* [DATA TO USE]
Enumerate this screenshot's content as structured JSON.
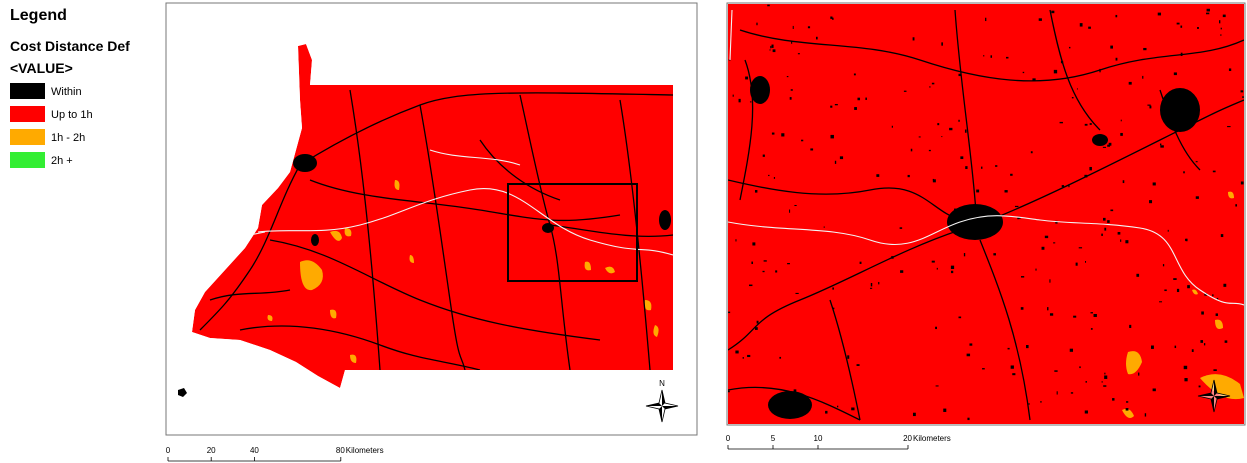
{
  "legend": {
    "title": "Legend",
    "field": "Cost Distance Def",
    "subtitle": "<VALUE>",
    "items": [
      {
        "label": "Within",
        "color": "#000000"
      },
      {
        "label": "Up to 1h",
        "color": "#ff0000"
      },
      {
        "label": "1h - 2h",
        "color": "#ffaa00"
      },
      {
        "label": "2h +",
        "color": "#33ee33"
      }
    ]
  },
  "main_map": {
    "scale_bar": {
      "ticks": [
        0,
        20,
        40,
        80
      ],
      "unit": "Kilometers"
    },
    "north_arrow": "N"
  },
  "inset_map": {
    "scale_bar": {
      "ticks": [
        0,
        5,
        10,
        20
      ],
      "unit": "Kilometers"
    }
  }
}
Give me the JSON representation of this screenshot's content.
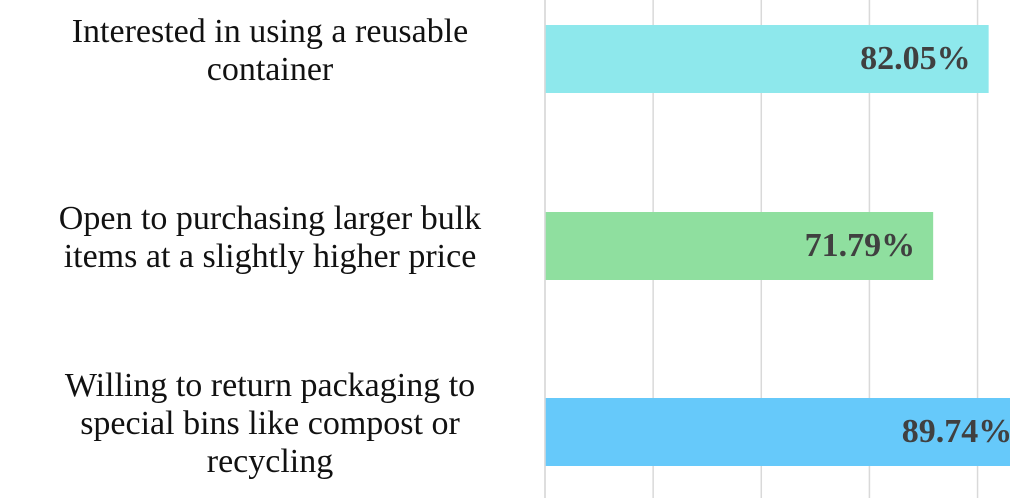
{
  "chart_data": {
    "type": "bar",
    "orientation": "horizontal",
    "categories": [
      "Interested in using a reusable container",
      "Open to purchasing larger bulk items at a slightly higher price",
      "Willing to return packaging to special bins like compost or recycling"
    ],
    "values": [
      82.05,
      71.79,
      89.74
    ],
    "value_labels": [
      "82.05%",
      "71.79%",
      "89.74%"
    ],
    "colors": [
      "#8ee8ec",
      "#8fdf9f",
      "#66c9fa"
    ],
    "xlim": [
      0,
      86
    ],
    "xticks": [
      0,
      20,
      40,
      60,
      80
    ],
    "grid": true
  }
}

* [EXERCISE TASK] Copy out all lines from the material above that contain the string "this".

* [PROBLEM SOLUTION]
Enumerate this screenshot's content as structured JSON.
Give me the JSON representation of this screenshot's content.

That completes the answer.